(Dataset items)
— START —
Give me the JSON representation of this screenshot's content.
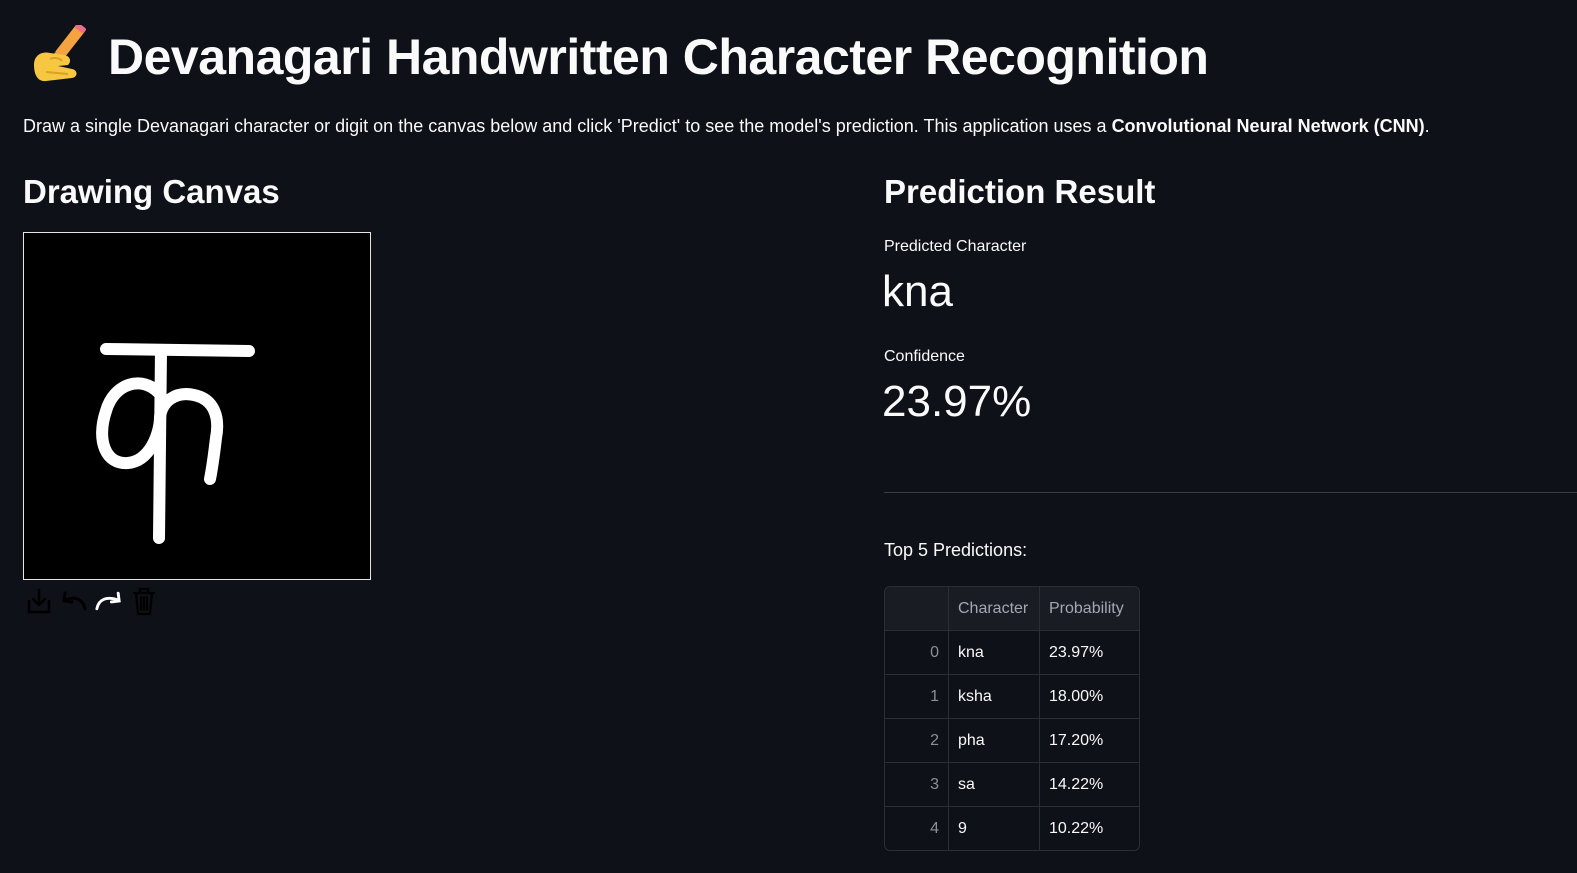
{
  "header": {
    "title": "Devanagari Handwritten Character Recognition",
    "title_icon": "writing-hand-icon",
    "intro_prefix": "Draw a single Devanagari character or digit on the canvas below and click 'Predict' to see the model's prediction. This application uses a ",
    "intro_bold": "Convolutional Neural Network (CNN)",
    "intro_suffix": "."
  },
  "canvas_section": {
    "heading": "Drawing Canvas",
    "drawn_character": "क",
    "toolbar": [
      "download-icon",
      "undo-icon",
      "redo-icon",
      "trash-icon"
    ]
  },
  "result": {
    "heading": "Prediction Result",
    "predicted_label": "Predicted Character",
    "predicted_value": "kna",
    "confidence_label": "Confidence",
    "confidence_value": "23.97%",
    "top5_title": "Top 5 Predictions:",
    "table": {
      "columns": [
        "",
        "Character",
        "Probability"
      ],
      "rows": [
        [
          "0",
          "kna",
          "23.97%"
        ],
        [
          "1",
          "ksha",
          "18.00%"
        ],
        [
          "2",
          "pha",
          "17.20%"
        ],
        [
          "3",
          "sa",
          "14.22%"
        ],
        [
          "4",
          "9",
          "10.22%"
        ]
      ]
    }
  },
  "colors": {
    "background": "#0e1117",
    "text": "#fafafa",
    "canvas": "#000000",
    "stroke": "#ffffff",
    "table_border": "#2b2e36"
  }
}
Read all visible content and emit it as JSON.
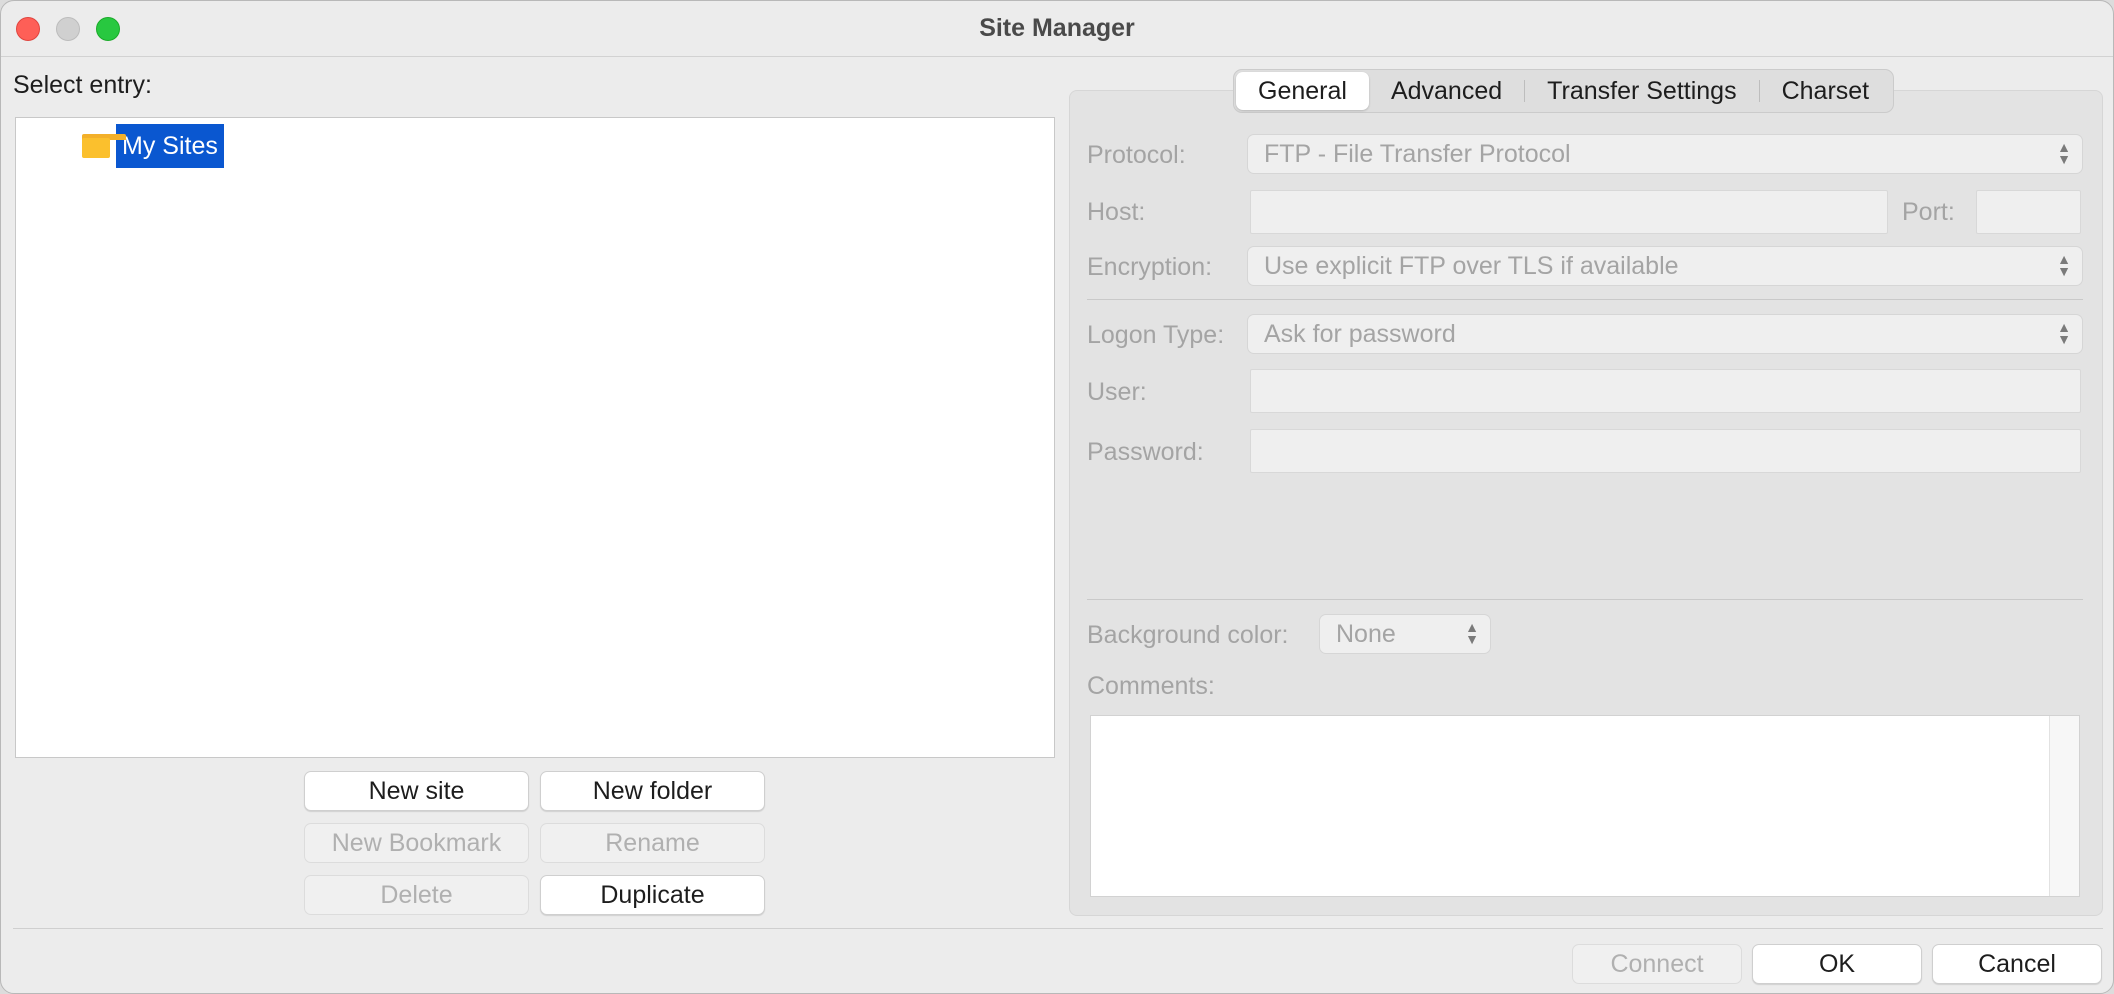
— END —
* [INSTRUCTIONS FOR THE TASK] Copy out every line from the data above that has "icon" in it.

* [RESPONSE TO THIS EXERCISE]
    "title_icon": "writing-hand-icon",
      "download-icon",
      "undo-icon",
      "redo-icon",
      "trash-icon"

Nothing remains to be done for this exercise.